(Dataset records)
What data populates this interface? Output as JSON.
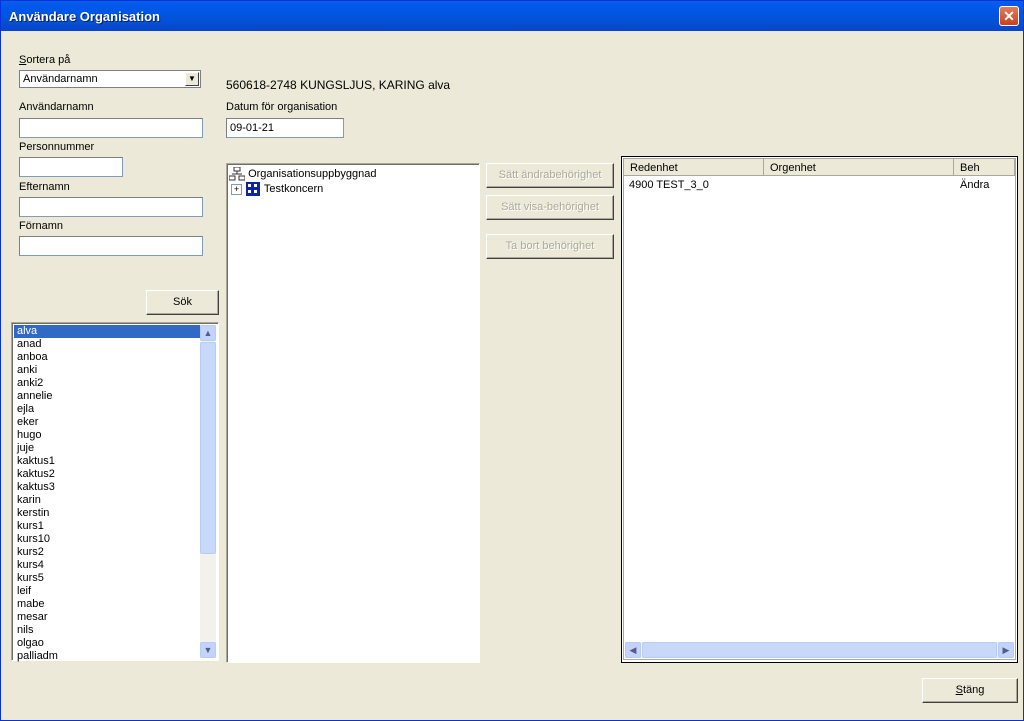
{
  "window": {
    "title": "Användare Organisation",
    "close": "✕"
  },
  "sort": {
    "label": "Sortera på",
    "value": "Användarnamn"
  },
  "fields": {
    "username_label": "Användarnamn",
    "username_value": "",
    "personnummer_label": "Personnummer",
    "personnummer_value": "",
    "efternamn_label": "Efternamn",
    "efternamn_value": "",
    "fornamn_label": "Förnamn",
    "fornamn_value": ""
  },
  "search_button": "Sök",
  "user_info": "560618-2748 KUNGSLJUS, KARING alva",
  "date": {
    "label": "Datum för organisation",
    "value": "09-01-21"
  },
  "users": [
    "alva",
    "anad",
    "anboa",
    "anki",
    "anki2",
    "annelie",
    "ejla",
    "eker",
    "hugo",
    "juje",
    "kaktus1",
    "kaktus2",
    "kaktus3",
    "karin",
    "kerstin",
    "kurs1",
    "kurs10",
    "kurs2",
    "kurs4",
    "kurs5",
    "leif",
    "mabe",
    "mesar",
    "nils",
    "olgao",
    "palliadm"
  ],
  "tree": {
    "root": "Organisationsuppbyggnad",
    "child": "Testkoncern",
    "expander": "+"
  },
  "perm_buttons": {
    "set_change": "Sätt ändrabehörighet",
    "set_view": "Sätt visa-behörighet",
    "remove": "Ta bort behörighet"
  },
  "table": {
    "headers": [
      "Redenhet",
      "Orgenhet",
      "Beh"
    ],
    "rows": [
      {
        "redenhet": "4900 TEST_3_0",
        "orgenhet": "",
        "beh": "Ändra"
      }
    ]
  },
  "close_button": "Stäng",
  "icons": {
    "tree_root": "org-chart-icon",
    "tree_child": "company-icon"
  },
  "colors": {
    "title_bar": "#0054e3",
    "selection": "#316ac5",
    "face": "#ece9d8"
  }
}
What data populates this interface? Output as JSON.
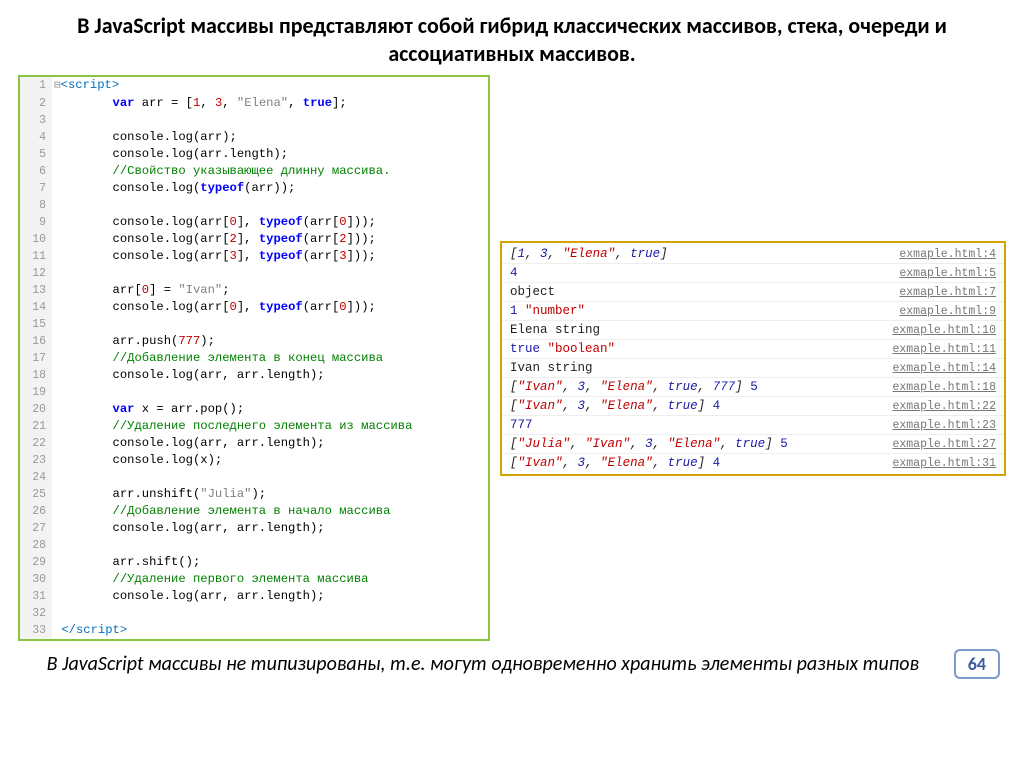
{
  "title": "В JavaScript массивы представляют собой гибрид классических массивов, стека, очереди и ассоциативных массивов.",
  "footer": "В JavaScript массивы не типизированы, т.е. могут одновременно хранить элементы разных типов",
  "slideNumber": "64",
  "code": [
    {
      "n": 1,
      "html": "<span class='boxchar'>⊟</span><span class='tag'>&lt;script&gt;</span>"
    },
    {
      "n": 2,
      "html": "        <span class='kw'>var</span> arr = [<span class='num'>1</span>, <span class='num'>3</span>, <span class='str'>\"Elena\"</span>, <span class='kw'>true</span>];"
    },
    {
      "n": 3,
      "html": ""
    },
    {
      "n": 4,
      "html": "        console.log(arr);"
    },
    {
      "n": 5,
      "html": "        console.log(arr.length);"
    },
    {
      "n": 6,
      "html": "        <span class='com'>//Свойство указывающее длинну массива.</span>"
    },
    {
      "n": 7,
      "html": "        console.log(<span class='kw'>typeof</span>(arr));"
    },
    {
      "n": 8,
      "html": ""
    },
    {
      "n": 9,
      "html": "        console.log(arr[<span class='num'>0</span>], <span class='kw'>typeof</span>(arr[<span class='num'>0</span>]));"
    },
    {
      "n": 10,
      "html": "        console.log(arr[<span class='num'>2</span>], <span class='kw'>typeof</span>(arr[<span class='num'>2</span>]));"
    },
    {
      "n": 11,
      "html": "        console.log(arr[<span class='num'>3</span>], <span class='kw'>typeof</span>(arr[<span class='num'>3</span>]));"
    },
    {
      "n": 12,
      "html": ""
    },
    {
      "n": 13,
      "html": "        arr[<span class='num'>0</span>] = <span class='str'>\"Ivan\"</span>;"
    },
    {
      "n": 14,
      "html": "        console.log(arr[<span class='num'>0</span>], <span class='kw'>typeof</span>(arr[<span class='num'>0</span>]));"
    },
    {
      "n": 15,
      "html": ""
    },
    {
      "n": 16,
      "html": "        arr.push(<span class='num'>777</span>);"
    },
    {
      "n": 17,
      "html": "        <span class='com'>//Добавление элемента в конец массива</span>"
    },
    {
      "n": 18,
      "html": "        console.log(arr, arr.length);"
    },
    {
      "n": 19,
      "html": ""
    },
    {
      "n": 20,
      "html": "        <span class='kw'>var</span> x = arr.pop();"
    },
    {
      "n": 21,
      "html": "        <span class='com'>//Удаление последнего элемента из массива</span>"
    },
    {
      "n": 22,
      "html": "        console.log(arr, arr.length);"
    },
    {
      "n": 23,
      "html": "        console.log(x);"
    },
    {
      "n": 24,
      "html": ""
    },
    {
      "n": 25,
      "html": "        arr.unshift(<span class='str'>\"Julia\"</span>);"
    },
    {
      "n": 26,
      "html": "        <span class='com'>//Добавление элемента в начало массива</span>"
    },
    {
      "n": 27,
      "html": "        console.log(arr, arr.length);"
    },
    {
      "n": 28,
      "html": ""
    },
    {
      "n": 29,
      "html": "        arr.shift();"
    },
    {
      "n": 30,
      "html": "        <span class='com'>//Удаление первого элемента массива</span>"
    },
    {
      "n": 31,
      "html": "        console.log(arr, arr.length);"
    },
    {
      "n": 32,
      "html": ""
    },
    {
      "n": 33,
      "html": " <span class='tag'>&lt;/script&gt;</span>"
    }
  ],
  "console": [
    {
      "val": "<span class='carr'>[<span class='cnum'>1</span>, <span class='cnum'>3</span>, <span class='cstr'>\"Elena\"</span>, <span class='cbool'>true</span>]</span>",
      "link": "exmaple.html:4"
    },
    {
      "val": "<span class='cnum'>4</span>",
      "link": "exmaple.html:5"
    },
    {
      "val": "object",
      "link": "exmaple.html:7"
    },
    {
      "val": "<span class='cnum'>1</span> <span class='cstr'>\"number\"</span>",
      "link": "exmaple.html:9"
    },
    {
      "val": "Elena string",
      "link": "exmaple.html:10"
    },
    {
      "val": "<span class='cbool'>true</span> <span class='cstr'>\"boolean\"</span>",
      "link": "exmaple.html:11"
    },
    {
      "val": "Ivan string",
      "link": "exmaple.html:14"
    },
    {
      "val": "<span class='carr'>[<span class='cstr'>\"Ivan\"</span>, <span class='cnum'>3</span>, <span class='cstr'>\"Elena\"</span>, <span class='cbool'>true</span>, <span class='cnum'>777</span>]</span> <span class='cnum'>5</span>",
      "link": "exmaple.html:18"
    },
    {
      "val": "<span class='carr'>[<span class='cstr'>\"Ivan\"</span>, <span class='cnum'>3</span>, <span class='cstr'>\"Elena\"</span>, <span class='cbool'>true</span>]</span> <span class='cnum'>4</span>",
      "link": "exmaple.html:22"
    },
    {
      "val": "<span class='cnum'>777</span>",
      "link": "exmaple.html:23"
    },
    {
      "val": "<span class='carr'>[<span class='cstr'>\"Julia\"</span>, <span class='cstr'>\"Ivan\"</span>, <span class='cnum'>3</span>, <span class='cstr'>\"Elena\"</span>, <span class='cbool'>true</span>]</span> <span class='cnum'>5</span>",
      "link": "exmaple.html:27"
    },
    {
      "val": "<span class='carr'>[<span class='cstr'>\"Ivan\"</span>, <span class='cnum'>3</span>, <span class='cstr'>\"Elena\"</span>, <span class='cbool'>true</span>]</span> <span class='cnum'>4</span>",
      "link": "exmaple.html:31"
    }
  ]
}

> [Exercise]
Your task is to retype all the entries exactly and leave out any pictures.

> [Solution to this exercise]
What data populates this interface? Output as JSON.
{
  "window": {
    "title": "Användare Organisation",
    "close": "✕"
  },
  "sort": {
    "label": "Sortera på",
    "value": "Användarnamn"
  },
  "fields": {
    "username_label": "Användarnamn",
    "username_value": "",
    "personnummer_label": "Personnummer",
    "personnummer_value": "",
    "efternamn_label": "Efternamn",
    "efternamn_value": "",
    "fornamn_label": "Förnamn",
    "fornamn_value": ""
  },
  "search_button": "Sök",
  "user_info": "560618-2748 KUNGSLJUS, KARING alva",
  "date": {
    "label": "Datum för organisation",
    "value": "09-01-21"
  },
  "users": [
    "alva",
    "anad",
    "anboa",
    "anki",
    "anki2",
    "annelie",
    "ejla",
    "eker",
    "hugo",
    "juje",
    "kaktus1",
    "kaktus2",
    "kaktus3",
    "karin",
    "kerstin",
    "kurs1",
    "kurs10",
    "kurs2",
    "kurs4",
    "kurs5",
    "leif",
    "mabe",
    "mesar",
    "nils",
    "olgao",
    "palliadm"
  ],
  "tree": {
    "root": "Organisationsuppbyggnad",
    "child": "Testkoncern",
    "expander": "+"
  },
  "perm_buttons": {
    "set_change": "Sätt ändrabehörighet",
    "set_view": "Sätt visa-behörighet",
    "remove": "Ta bort behörighet"
  },
  "table": {
    "headers": [
      "Redenhet",
      "Orgenhet",
      "Beh"
    ],
    "rows": [
      {
        "redenhet": "4900 TEST_3_0",
        "orgenhet": "",
        "beh": "Ändra"
      }
    ]
  },
  "close_button": "Stäng",
  "icons": {
    "tree_root": "org-chart-icon",
    "tree_child": "company-icon"
  },
  "colors": {
    "title_bar": "#0054e3",
    "selection": "#316ac5",
    "face": "#ece9d8"
  }
}
What data populates this interface? Output as JSON.
{
  "title": "В JavaScript массивы представляют собой гибрид классических массивов, стека, очереди и ассоциативных массивов.",
  "footer": "В JavaScript массивы не типизированы, т.е. могут одновременно хранить элементы разных типов",
  "slideNumber": "64",
  "code": [
    {
      "n": 1,
      "html": "<span class='boxchar'>⊟</span><span class='tag'>&lt;script&gt;</span>"
    },
    {
      "n": 2,
      "html": "        <span class='kw'>var</span> arr = [<span class='num'>1</span>, <span class='num'>3</span>, <span class='str'>\"Elena\"</span>, <span class='kw'>true</span>];"
    },
    {
      "n": 3,
      "html": ""
    },
    {
      "n": 4,
      "html": "        console.log(arr);"
    },
    {
      "n": 5,
      "html": "        console.log(arr.length);"
    },
    {
      "n": 6,
      "html": "        <span class='com'>//Свойство указывающее длинну массива.</span>"
    },
    {
      "n": 7,
      "html": "        console.log(<span class='kw'>typeof</span>(arr));"
    },
    {
      "n": 8,
      "html": ""
    },
    {
      "n": 9,
      "html": "        console.log(arr[<span class='num'>0</span>], <span class='kw'>typeof</span>(arr[<span class='num'>0</span>]));"
    },
    {
      "n": 10,
      "html": "        console.log(arr[<span class='num'>2</span>], <span class='kw'>typeof</span>(arr[<span class='num'>2</span>]));"
    },
    {
      "n": 11,
      "html": "        console.log(arr[<span class='num'>3</span>], <span class='kw'>typeof</span>(arr[<span class='num'>3</span>]));"
    },
    {
      "n": 12,
      "html": ""
    },
    {
      "n": 13,
      "html": "        arr[<span class='num'>0</span>] = <span class='str'>\"Ivan\"</span>;"
    },
    {
      "n": 14,
      "html": "        console.log(arr[<span class='num'>0</span>], <span class='kw'>typeof</span>(arr[<span class='num'>0</span>]));"
    },
    {
      "n": 15,
      "html": ""
    },
    {
      "n": 16,
      "html": "        arr.push(<span class='num'>777</span>);"
    },
    {
      "n": 17,
      "html": "        <span class='com'>//Добавление элемента в конец массива</span>"
    },
    {
      "n": 18,
      "html": "        console.log(arr, arr.length);"
    },
    {
      "n": 19,
      "html": ""
    },
    {
      "n": 20,
      "html": "        <span class='kw'>var</span> x = arr.pop();"
    },
    {
      "n": 21,
      "html": "        <span class='com'>//Удаление последнего элемента из массива</span>"
    },
    {
      "n": 22,
      "html": "        console.log(arr, arr.length);"
    },
    {
      "n": 23,
      "html": "        console.log(x);"
    },
    {
      "n": 24,
      "html": ""
    },
    {
      "n": 25,
      "html": "        arr.unshift(<span class='str'>\"Julia\"</span>);"
    },
    {
      "n": 26,
      "html": "        <span class='com'>//Добавление элемента в начало массива</span>"
    },
    {
      "n": 27,
      "html": "        console.log(arr, arr.length);"
    },
    {
      "n": 28,
      "html": ""
    },
    {
      "n": 29,
      "html": "        arr.shift();"
    },
    {
      "n": 30,
      "html": "        <span class='com'>//Удаление первого элемента массива</span>"
    },
    {
      "n": 31,
      "html": "        console.log(arr, arr.length);"
    },
    {
      "n": 32,
      "html": ""
    },
    {
      "n": 33,
      "html": " <span class='tag'>&lt;/script&gt;</span>"
    }
  ],
  "console": [
    {
      "val": "<span class='carr'>[<span class='cnum'>1</span>, <span class='cnum'>3</span>, <span class='cstr'>\"Elena\"</span>, <span class='cbool'>true</span>]</span>",
      "link": "exmaple.html:4"
    },
    {
      "val": "<span class='cnum'>4</span>",
      "link": "exmaple.html:5"
    },
    {
      "val": "object",
      "link": "exmaple.html:7"
    },
    {
      "val": "<span class='cnum'>1</span> <span class='cstr'>\"number\"</span>",
      "link": "exmaple.html:9"
    },
    {
      "val": "Elena string",
      "link": "exmaple.html:10"
    },
    {
      "val": "<span class='cbool'>true</span> <span class='cstr'>\"boolean\"</span>",
      "link": "exmaple.html:11"
    },
    {
      "val": "Ivan string",
      "link": "exmaple.html:14"
    },
    {
      "val": "<span class='carr'>[<span class='cstr'>\"Ivan\"</span>, <span class='cnum'>3</span>, <span class='cstr'>\"Elena\"</span>, <span class='cbool'>true</span>, <span class='cnum'>777</span>]</span> <span class='cnum'>5</span>",
      "link": "exmaple.html:18"
    },
    {
      "val": "<span class='carr'>[<span class='cstr'>\"Ivan\"</span>, <span class='cnum'>3</span>, <span class='cstr'>\"Elena\"</span>, <span class='cbool'>true</span>]</span> <span class='cnum'>4</span>",
      "link": "exmaple.html:22"
    },
    {
      "val": "<span class='cnum'>777</span>",
      "link": "exmaple.html:23"
    },
    {
      "val": "<span class='carr'>[<span class='cstr'>\"Julia\"</span>, <span class='cstr'>\"Ivan\"</span>, <span class='cnum'>3</span>, <span class='cstr'>\"Elena\"</span>, <span class='cbool'>true</span>]</span> <span class='cnum'>5</span>",
      "link": "exmaple.html:27"
    },
    {
      "val": "<span class='carr'>[<span class='cstr'>\"Ivan\"</span>, <span class='cnum'>3</span>, <span class='cstr'>\"Elena\"</span>, <span class='cbool'>true</span>]</span> <span class='cnum'>4</span>",
      "link": "exmaple.html:31"
    }
  ]
}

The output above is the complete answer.